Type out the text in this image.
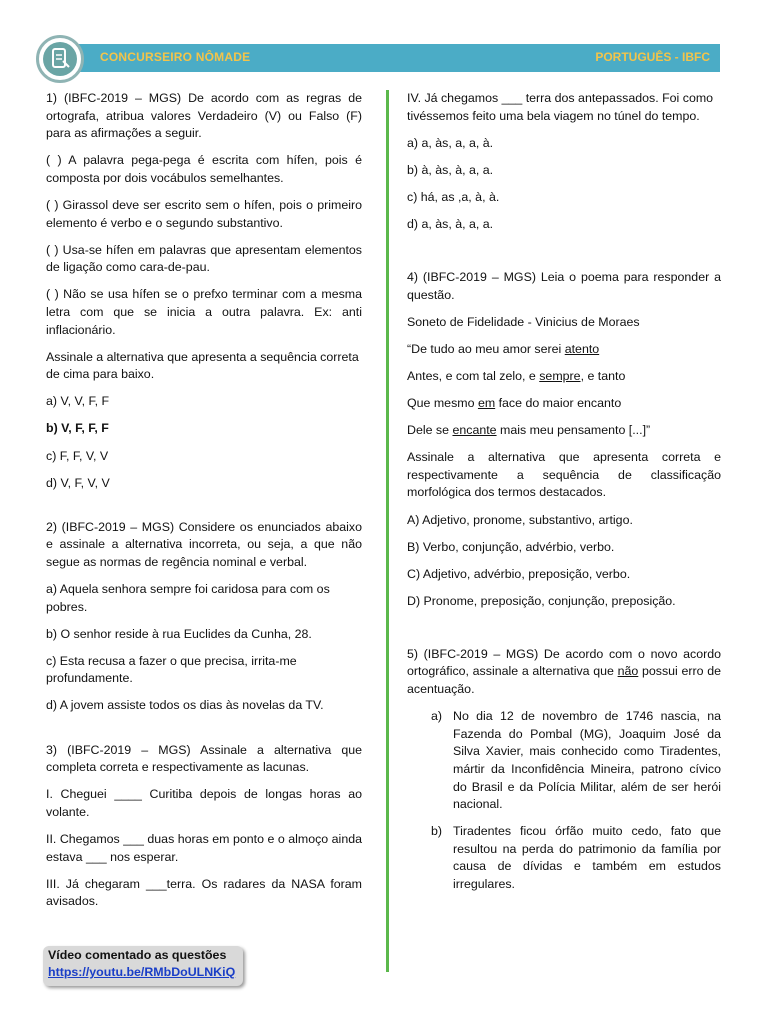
CONCURSEIRO NÔMADE	PORTUGUÊS - IBFC

1) (IBFC-2019 – MGS) De acordo com as regras de ortografa, atribua valores Verdadeiro (V) ou Falso (F) para as afirmações a seguir.

( ) A palavra pega-pega é escrita com hífen, pois é composta por dois vocábulos semelhantes.

( ) Girassol deve ser escrito sem o hífen, pois o primeiro elemento é verbo e o segundo substantivo.

( ) Usa-se hífen em palavras que apresentam elementos de ligação como cara-de-pau.

( ) Não se usa hífen se o prefxo terminar com a mesma letra com que se inicia a outra palavra. Ex: anti inflacionário.

Assinale a alternativa que apresenta a sequência correta de cima para baixo.

a) V, V, F, F

b) V, F, F, F

c) F, F, V, V

d) V, F, V, V

2) (IBFC-2019 – MGS) Considere os enunciados abaixo e assinale a alternativa incorreta, ou seja, a que não segue as normas de regência nominal e verbal.

a) Aquela senhora sempre foi caridosa para com os pobres.

b) O senhor reside à rua Euclides da Cunha, 28.

c) Esta recusa a fazer o que precisa, irrita-me profundamente.

d) A jovem assiste todos os dias às novelas da TV.

3) (IBFC-2019 – MGS) Assinale a alternativa que completa correta e respectivamente as lacunas.

I. Cheguei ____ Curitiba depois de longas horas ao volante.

II. Chegamos ___ duas horas em ponto e o almoço ainda estava ___ nos esperar.

III. Já chegaram ___terra. Os radares da NASA foram avisados.

IV. Já chegamos ___ terra dos antepassados. Foi como tivéssemos feito uma bela viagem no túnel do tempo.

a) a, às, a, a, à.

b) à, às, à, a, a.

c) há, as ,a, à, à.

d) a, às, à, a, a.

4) (IBFC-2019 – MGS) Leia o poema para responder a questão.

Soneto de Fidelidade - Vinicius de Moraes

“De tudo ao meu amor serei atento

Antes, e com tal zelo, e sempre, e tanto

Que mesmo em face do maior encanto

Dele se encante mais meu pensamento [...]”

Assinale a alternativa que apresenta correta e respectivamente a sequência de classificação morfológica dos termos destacados.

A) Adjetivo, pronome, substantivo, artigo.

B) Verbo, conjunção, advérbio, verbo.

C) Adjetivo, advérbio, preposição, verbo.

D) Pronome, preposição, conjunção, preposição.

5) (IBFC-2019 – MGS) De acordo com o novo acordo ortográfico, assinale a alternativa que não possui erro de acentuação.

a) No dia 12 de novembro de 1746 nascia, na Fazenda do Pombal (MG), Joaquim José da Silva Xavier, mais conhecido como Tiradentes, mártir da Inconfidência Mineira, patrono cívico do Brasil e da Polícia Militar, além de ser herói nacional.

b) Tiradentes ficou órfão muito cedo, fato que resultou na perda do patrimonio da família por causa de dívidas e também em estudos irregulares.

Vídeo comentado as questões
https://youtu.be/RMbDoULNKiQ
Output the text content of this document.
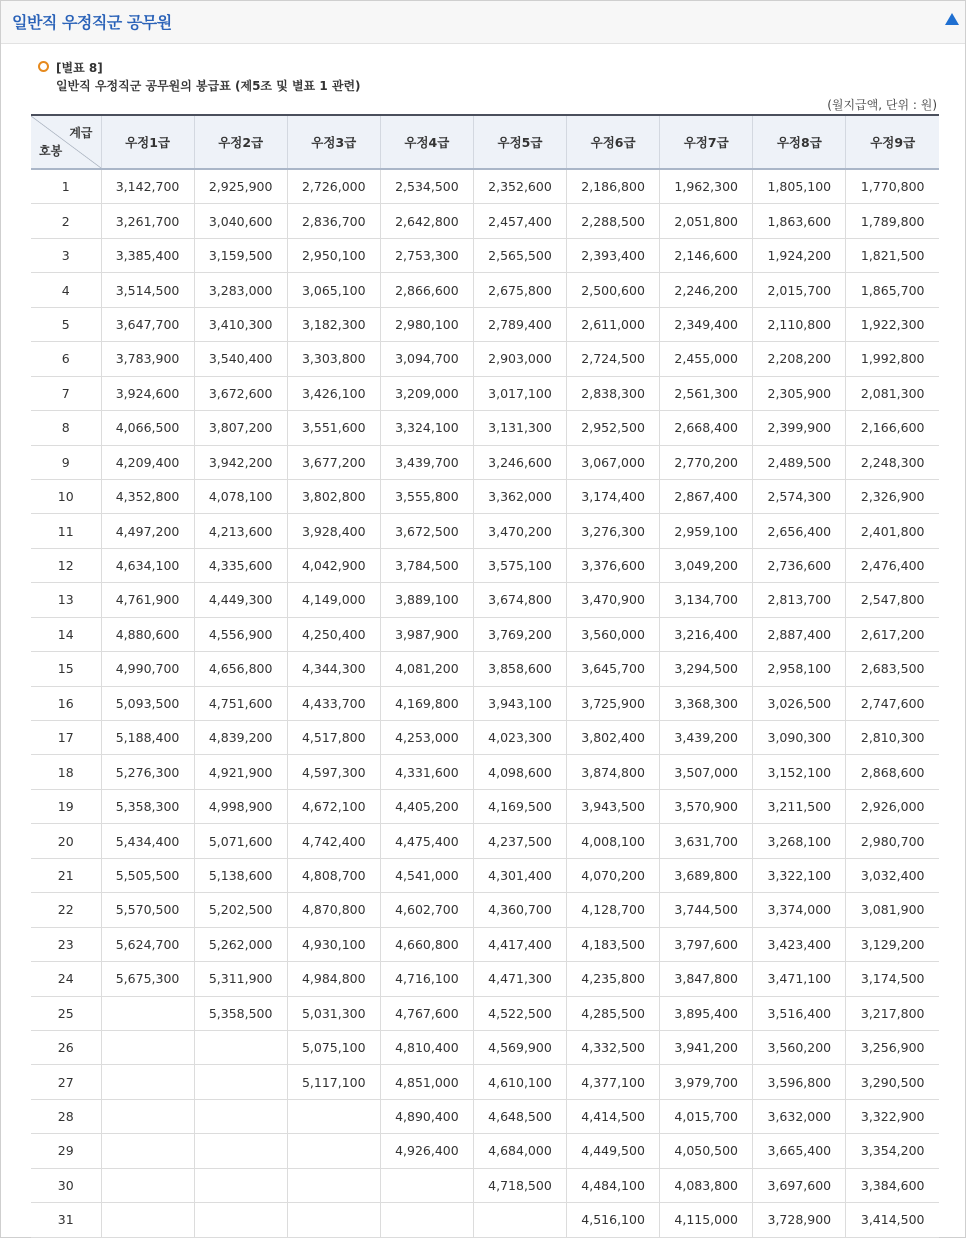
일반직 우정직군 공무원
[별표 8]
일반직 우정직군 공무원의 봉급표 (제5조 및 별표 1 관련)
(월지급액, 단위 : 원)
계급
호봉	우정1급	우정2급	우정3급	우정4급	우정5급	우정6급	우정7급	우정8급	우정9급
1	3,142,700	2,925,900	2,726,000	2,534,500	2,352,600	2,186,800	1,962,300	1,805,100	1,770,800
2	3,261,700	3,040,600	2,836,700	2,642,800	2,457,400	2,288,500	2,051,800	1,863,600	1,789,800
3	3,385,400	3,159,500	2,950,100	2,753,300	2,565,500	2,393,400	2,146,600	1,924,200	1,821,500
4	3,514,500	3,283,000	3,065,100	2,866,600	2,675,800	2,500,600	2,246,200	2,015,700	1,865,700
5	3,647,700	3,410,300	3,182,300	2,980,100	2,789,400	2,611,000	2,349,400	2,110,800	1,922,300
6	3,783,900	3,540,400	3,303,800	3,094,700	2,903,000	2,724,500	2,455,000	2,208,200	1,992,800
7	3,924,600	3,672,600	3,426,100	3,209,000	3,017,100	2,838,300	2,561,300	2,305,900	2,081,300
8	4,066,500	3,807,200	3,551,600	3,324,100	3,131,300	2,952,500	2,668,400	2,399,900	2,166,600
9	4,209,400	3,942,200	3,677,200	3,439,700	3,246,600	3,067,000	2,770,200	2,489,500	2,248,300
10	4,352,800	4,078,100	3,802,800	3,555,800	3,362,000	3,174,400	2,867,400	2,574,300	2,326,900
11	4,497,200	4,213,600	3,928,400	3,672,500	3,470,200	3,276,300	2,959,100	2,656,400	2,401,800
12	4,634,100	4,335,600	4,042,900	3,784,500	3,575,100	3,376,600	3,049,200	2,736,600	2,476,400
13	4,761,900	4,449,300	4,149,000	3,889,100	3,674,800	3,470,900	3,134,700	2,813,700	2,547,800
14	4,880,600	4,556,900	4,250,400	3,987,900	3,769,200	3,560,000	3,216,400	2,887,400	2,617,200
15	4,990,700	4,656,800	4,344,300	4,081,200	3,858,600	3,645,700	3,294,500	2,958,100	2,683,500
16	5,093,500	4,751,600	4,433,700	4,169,800	3,943,100	3,725,900	3,368,300	3,026,500	2,747,600
17	5,188,400	4,839,200	4,517,800	4,253,000	4,023,300	3,802,400	3,439,200	3,090,300	2,810,300
18	5,276,300	4,921,900	4,597,300	4,331,600	4,098,600	3,874,800	3,507,000	3,152,100	2,868,600
19	5,358,300	4,998,900	4,672,100	4,405,200	4,169,500	3,943,500	3,570,900	3,211,500	2,926,000
20	5,434,400	5,071,600	4,742,400	4,475,400	4,237,500	4,008,100	3,631,700	3,268,100	2,980,700
21	5,505,500	5,138,600	4,808,700	4,541,000	4,301,400	4,070,200	3,689,800	3,322,100	3,032,400
22	5,570,500	5,202,500	4,870,800	4,602,700	4,360,700	4,128,700	3,744,500	3,374,000	3,081,900
23	5,624,700	5,262,000	4,930,100	4,660,800	4,417,400	4,183,500	3,797,600	3,423,400	3,129,200
24	5,675,300	5,311,900	4,984,800	4,716,100	4,471,300	4,235,800	3,847,800	3,471,100	3,174,500
25		5,358,500	5,031,300	4,767,600	4,522,500	4,285,500	3,895,400	3,516,400	3,217,800
26			5,075,100	4,810,400	4,569,900	4,332,500	3,941,200	3,560,200	3,256,900
27			5,117,100	4,851,000	4,610,100	4,377,100	3,979,700	3,596,800	3,290,500
28				4,890,400	4,648,500	4,414,500	4,015,700	3,632,000	3,322,900
29				4,926,400	4,684,000	4,449,500	4,050,500	3,665,400	3,354,200
30					4,718,500	4,484,100	4,083,800	3,697,600	3,384,600
31						4,516,100	4,115,000	3,728,900	3,414,500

Stated exercise: Search the data above for lines holding "para" and copy each of them.

Solution to the problem:
1) (IBFC-2019 – MGS) De acordo com as regras de ortografa, atribua valores Verdadeiro (V) ou Falso (F) para as afirmações a seguir.
Assinale a alternativa que apresenta a sequência correta de cima para baixo.
a) Aquela senhora sempre foi caridosa para com os pobres.
4) (IBFC-2019 – MGS) Leia o poema para responder a questão.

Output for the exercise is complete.